Instructions for the task:
Each entry below should be returned exactly as is, with the pictures removed.

Extracted information:
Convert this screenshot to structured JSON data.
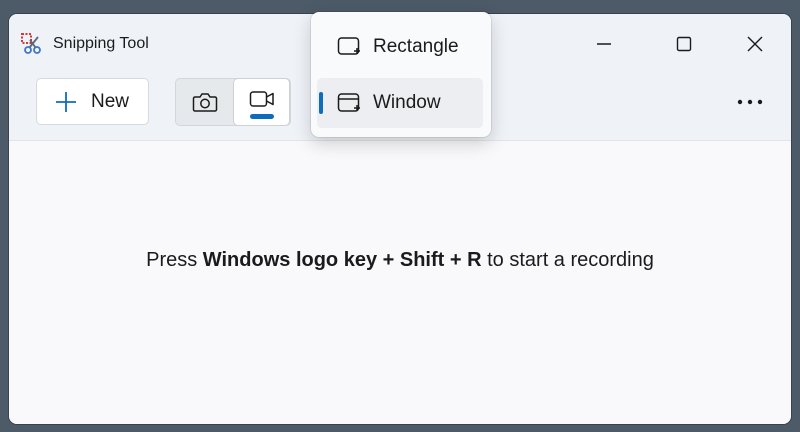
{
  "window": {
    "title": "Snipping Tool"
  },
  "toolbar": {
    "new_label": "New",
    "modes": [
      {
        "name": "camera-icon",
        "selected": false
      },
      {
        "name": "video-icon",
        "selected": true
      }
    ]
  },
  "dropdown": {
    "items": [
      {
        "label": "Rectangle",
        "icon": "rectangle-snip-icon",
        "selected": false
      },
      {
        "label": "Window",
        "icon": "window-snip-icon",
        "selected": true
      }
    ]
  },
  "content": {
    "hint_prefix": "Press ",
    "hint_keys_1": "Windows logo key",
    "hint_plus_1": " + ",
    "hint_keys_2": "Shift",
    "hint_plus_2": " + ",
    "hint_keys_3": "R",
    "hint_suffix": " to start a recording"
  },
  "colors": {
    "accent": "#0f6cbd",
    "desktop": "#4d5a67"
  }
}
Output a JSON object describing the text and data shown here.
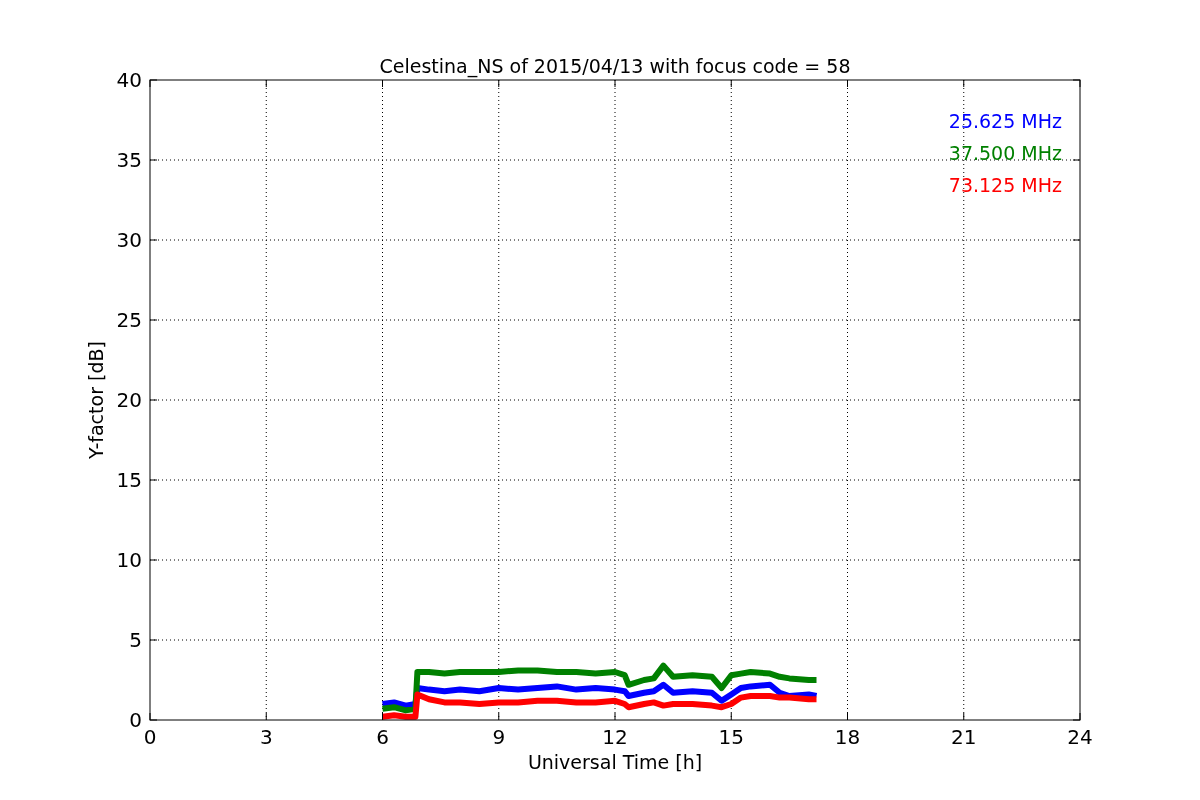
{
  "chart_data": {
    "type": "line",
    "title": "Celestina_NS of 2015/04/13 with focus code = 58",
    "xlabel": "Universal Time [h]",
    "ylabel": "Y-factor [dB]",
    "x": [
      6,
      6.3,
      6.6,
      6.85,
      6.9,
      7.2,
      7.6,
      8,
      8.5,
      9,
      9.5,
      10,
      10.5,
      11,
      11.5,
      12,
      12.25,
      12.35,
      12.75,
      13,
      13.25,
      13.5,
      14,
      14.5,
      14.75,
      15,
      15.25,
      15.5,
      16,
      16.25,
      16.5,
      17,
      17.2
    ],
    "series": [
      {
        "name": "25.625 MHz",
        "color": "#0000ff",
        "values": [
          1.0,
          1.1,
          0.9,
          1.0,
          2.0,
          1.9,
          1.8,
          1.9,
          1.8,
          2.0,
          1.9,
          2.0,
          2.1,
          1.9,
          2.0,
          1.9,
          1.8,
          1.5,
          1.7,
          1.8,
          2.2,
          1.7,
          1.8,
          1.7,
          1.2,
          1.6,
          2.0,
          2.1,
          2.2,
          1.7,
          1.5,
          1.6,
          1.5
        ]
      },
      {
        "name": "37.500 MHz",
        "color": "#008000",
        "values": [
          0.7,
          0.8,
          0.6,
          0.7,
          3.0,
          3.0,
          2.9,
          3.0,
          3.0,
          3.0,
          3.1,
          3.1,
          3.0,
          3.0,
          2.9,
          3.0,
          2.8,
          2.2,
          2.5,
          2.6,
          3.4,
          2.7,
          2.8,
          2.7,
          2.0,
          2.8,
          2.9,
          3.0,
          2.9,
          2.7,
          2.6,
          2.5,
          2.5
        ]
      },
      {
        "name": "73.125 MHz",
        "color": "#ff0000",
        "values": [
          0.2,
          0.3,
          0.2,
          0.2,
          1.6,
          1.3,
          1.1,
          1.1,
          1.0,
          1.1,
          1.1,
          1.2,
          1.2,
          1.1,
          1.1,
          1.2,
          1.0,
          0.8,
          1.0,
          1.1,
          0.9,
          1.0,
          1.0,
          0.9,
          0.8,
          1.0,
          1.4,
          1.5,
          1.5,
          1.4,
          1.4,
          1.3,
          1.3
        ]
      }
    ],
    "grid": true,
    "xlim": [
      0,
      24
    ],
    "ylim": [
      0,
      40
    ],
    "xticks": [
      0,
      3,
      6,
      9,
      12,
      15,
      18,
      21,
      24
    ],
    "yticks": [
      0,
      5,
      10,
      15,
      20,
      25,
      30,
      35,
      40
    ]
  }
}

Full answer:
Convert this screenshot to structured JSON data.
{
  "window": {
    "title": "Snipping Tool"
  },
  "toolbar": {
    "new_label": "New",
    "modes": [
      {
        "name": "camera-icon",
        "selected": false
      },
      {
        "name": "video-icon",
        "selected": true
      }
    ]
  },
  "dropdown": {
    "items": [
      {
        "label": "Rectangle",
        "icon": "rectangle-snip-icon",
        "selected": false
      },
      {
        "label": "Window",
        "icon": "window-snip-icon",
        "selected": true
      }
    ]
  },
  "content": {
    "hint_prefix": "Press ",
    "hint_keys_1": "Windows logo key",
    "hint_plus_1": " + ",
    "hint_keys_2": "Shift",
    "hint_plus_2": " + ",
    "hint_keys_3": "R",
    "hint_suffix": " to start a recording"
  },
  "colors": {
    "accent": "#0f6cbd",
    "desktop": "#4d5a67"
  }
}
Output a JSON object describing the text and data shown here.
{
  "chart_data": {
    "type": "line",
    "title": "Celestina_NS of 2015/04/13 with focus code = 58",
    "xlabel": "Universal Time [h]",
    "ylabel": "Y-factor [dB]",
    "x": [
      6,
      6.3,
      6.6,
      6.85,
      6.9,
      7.2,
      7.6,
      8,
      8.5,
      9,
      9.5,
      10,
      10.5,
      11,
      11.5,
      12,
      12.25,
      12.35,
      12.75,
      13,
      13.25,
      13.5,
      14,
      14.5,
      14.75,
      15,
      15.25,
      15.5,
      16,
      16.25,
      16.5,
      17,
      17.2
    ],
    "series": [
      {
        "name": "25.625 MHz",
        "color": "#0000ff",
        "values": [
          1.0,
          1.1,
          0.9,
          1.0,
          2.0,
          1.9,
          1.8,
          1.9,
          1.8,
          2.0,
          1.9,
          2.0,
          2.1,
          1.9,
          2.0,
          1.9,
          1.8,
          1.5,
          1.7,
          1.8,
          2.2,
          1.7,
          1.8,
          1.7,
          1.2,
          1.6,
          2.0,
          2.1,
          2.2,
          1.7,
          1.5,
          1.6,
          1.5
        ]
      },
      {
        "name": "37.500 MHz",
        "color": "#008000",
        "values": [
          0.7,
          0.8,
          0.6,
          0.7,
          3.0,
          3.0,
          2.9,
          3.0,
          3.0,
          3.0,
          3.1,
          3.1,
          3.0,
          3.0,
          2.9,
          3.0,
          2.8,
          2.2,
          2.5,
          2.6,
          3.4,
          2.7,
          2.8,
          2.7,
          2.0,
          2.8,
          2.9,
          3.0,
          2.9,
          2.7,
          2.6,
          2.5,
          2.5
        ]
      },
      {
        "name": "73.125 MHz",
        "color": "#ff0000",
        "values": [
          0.2,
          0.3,
          0.2,
          0.2,
          1.6,
          1.3,
          1.1,
          1.1,
          1.0,
          1.1,
          1.1,
          1.2,
          1.2,
          1.1,
          1.1,
          1.2,
          1.0,
          0.8,
          1.0,
          1.1,
          0.9,
          1.0,
          1.0,
          0.9,
          0.8,
          1.0,
          1.4,
          1.5,
          1.5,
          1.4,
          1.4,
          1.3,
          1.3
        ]
      }
    ],
    "grid": true,
    "xlim": [
      0,
      24
    ],
    "ylim": [
      0,
      40
    ],
    "xticks": [
      0,
      3,
      6,
      9,
      12,
      15,
      18,
      21,
      24
    ],
    "yticks": [
      0,
      5,
      10,
      15,
      20,
      25,
      30,
      35,
      40
    ]
  }
}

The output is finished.